[Dataset entries]

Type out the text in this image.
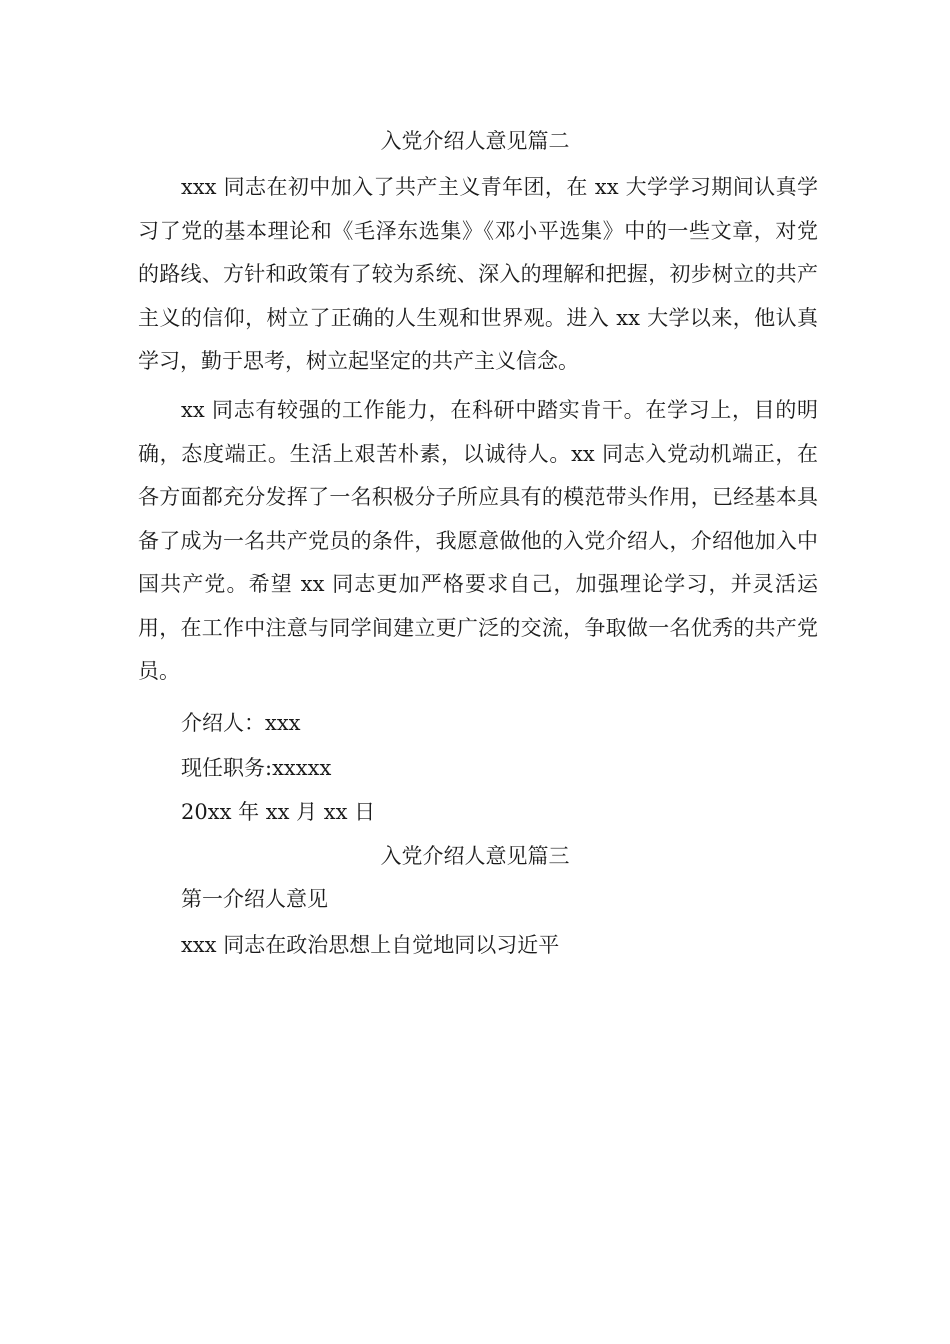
入党介绍人意见篇二

xxx 同志在初中加入了共产主义青年团，在 xx 大学学习期间认真学习了党的基本理论和《毛泽东选集》《邓小平选集》中的一些文章，对党的路线、方针和政策有了较为系统、深入的理解和把握，初步树立的共产主义的信仰，树立了正确的人生观和世界观。进入 xx 大学以来，他认真学习，勤于思考，树立起坚定的共产主义信念。

xx 同志有较强的工作能力，在科研中踏实肯干。在学习上，目的明确，态度端正。生活上艰苦朴素，以诚待人。xx 同志入党动机端正，在各方面都充分发挥了一名积极分子所应具有的模范带头作用，已经基本具备了成为一名共产党员的条件，我愿意做他的入党介绍人，介绍他加入中国共产党。希望 xx 同志更加严格要求自己，加强理论学习，并灵活运用，在工作中注意与同学间建立更广泛的交流，争取做一名优秀的共产党员。

介绍人：xxx
现任职务:xxxxx
20xx 年 xx 月 xx 日
入党介绍人意见篇三
第一介绍人意见
xxx 同志在政治思想上自觉地同以习近平
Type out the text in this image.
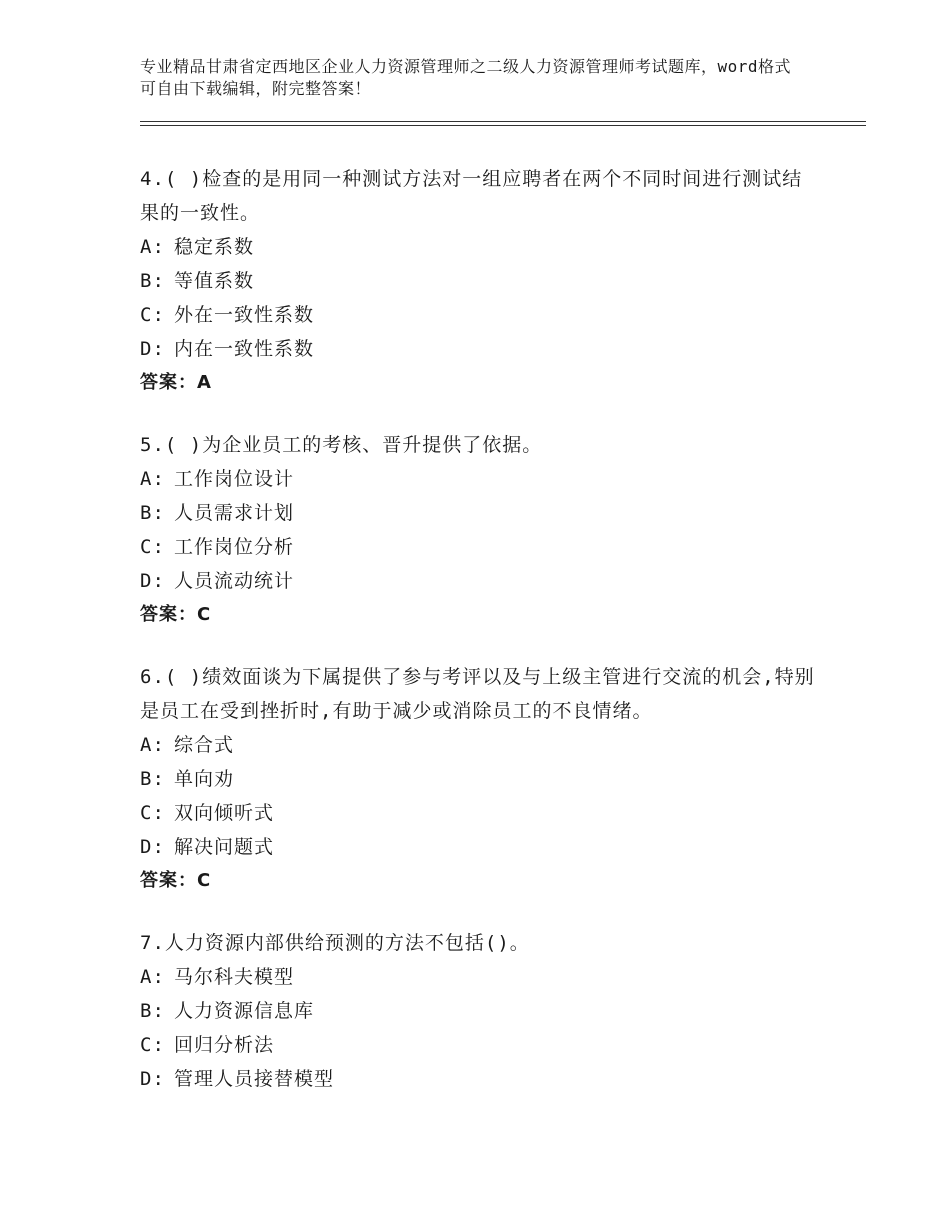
专业精品甘肃省定西地区企业人力资源管理师之二级人力资源管理师考试题库，word格式可自由下载编辑，附完整答案！
4.( )检查的是用同一种测试方法对一组应聘者在两个不同时间进行测试结果的一致性。
A: 稳定系数
B: 等值系数
C: 外在一致性系数
D: 内在一致性系数
答案：A
5.( )为企业员工的考核、晋升提供了依据。
A: 工作岗位设计
B: 人员需求计划
C: 工作岗位分析
D: 人员流动统计
答案：C
6.( )绩效面谈为下属提供了参与考评以及与上级主管进行交流的机会,特别是员工在受到挫折时,有助于减少或消除员工的不良情绪。
A: 综合式
B: 单向劝
C: 双向倾听式
D: 解决问题式
答案：C
7.人力资源内部供给预测的方法不包括()。
A: 马尔科夫模型
B: 人力资源信息库
C: 回归分析法
D: 管理人员接替模型
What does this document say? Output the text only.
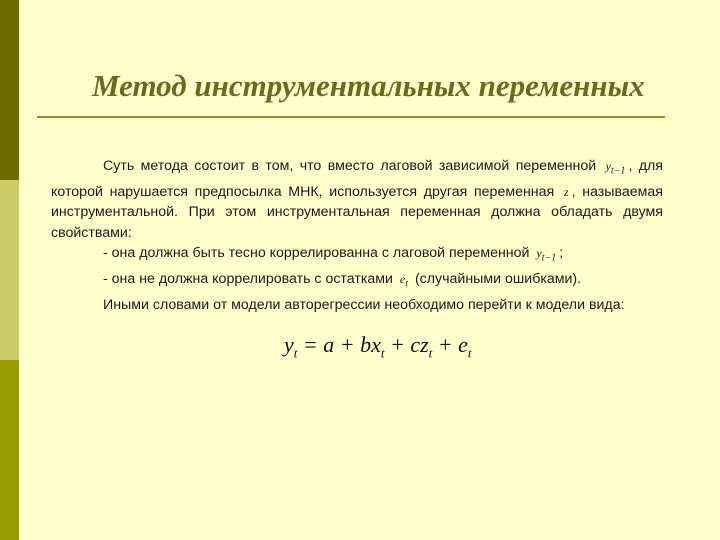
Метод инструментальных переменных

Суть метода состоит в том, что вместо лаговой зависимой переменной $y_{t-1}$ , для которой нарушается предпосылка МНК, используется другая переменная z , называемая инструментальной. При этом инструментальная переменная должна обладать двумя свойствами:

- она должна быть тесно коррелированна с лаговой переменной $y_{t-1}$ ;

- она не должна коррелировать с остатками $e_t$ (случайными ошибками).

Иными словами от модели авторегрессии необходимо перейти к модели вида:

$y_t = a + bx_t + cz_t + e_t$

● What to produce:
Pull out every line in the material above where "должна" occurs.

● Final result:
Суть метода состоит в том, что вместо лаговой зависимой переменной $y_{t-1}$ , для которой нарушается предпосылка МНК, используется другая переменная z , называемая инструментальной. При этом инструментальная переменная должна обладать двумя свойствами:
- она должна быть тесно коррелированна с лаговой переменной $y_{t-1}$ ;
- она не должна коррелировать с остатками $e_t$ (случайными ошибками).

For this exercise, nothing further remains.